EXERCISE DETAILS -> Under this task are some entries; return every one of them exactly.

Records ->
------------------------------------------------------------------------

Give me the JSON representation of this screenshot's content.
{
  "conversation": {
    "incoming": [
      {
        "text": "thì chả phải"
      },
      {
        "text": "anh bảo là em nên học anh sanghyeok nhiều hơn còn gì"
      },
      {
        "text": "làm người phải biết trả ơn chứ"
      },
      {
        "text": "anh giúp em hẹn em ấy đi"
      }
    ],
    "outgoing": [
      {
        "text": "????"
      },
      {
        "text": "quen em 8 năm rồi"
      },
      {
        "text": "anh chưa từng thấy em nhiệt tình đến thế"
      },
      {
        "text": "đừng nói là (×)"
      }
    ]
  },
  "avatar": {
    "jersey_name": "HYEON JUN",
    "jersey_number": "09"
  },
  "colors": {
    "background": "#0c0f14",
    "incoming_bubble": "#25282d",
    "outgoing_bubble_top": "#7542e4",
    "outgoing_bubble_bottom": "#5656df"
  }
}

------------------------------------------------------------------------

RESPONSE FOR THIS EXERCISE ->
Give me the JSON representation of this screenshot's content.
{
  "conversation": {
    "incoming": [
      {
        "text": "thì chả phải"
      },
      {
        "text": "anh bảo là em nên học anh sanghyeok nhiều hơn còn gì"
      },
      {
        "text": "làm người phải biết trả ơn chứ"
      },
      {
        "text": "anh giúp em hẹn em ấy đi"
      }
    ],
    "outgoing": [
      {
        "text": "????"
      },
      {
        "text": "quen em 8 năm rồi"
      },
      {
        "text": "anh chưa từng thấy em nhiệt tình đến thế"
      },
      {
        "text": "đừng nói là (×)"
      }
    ]
  },
  "avatar": {
    "jersey_name": "HYEON JUN",
    "jersey_number": "09"
  },
  "colors": {
    "background": "#0c0f14",
    "incoming_bubble": "#25282d",
    "outgoing_bubble_top": "#7542e4",
    "outgoing_bubble_bottom": "#5656df"
  }
}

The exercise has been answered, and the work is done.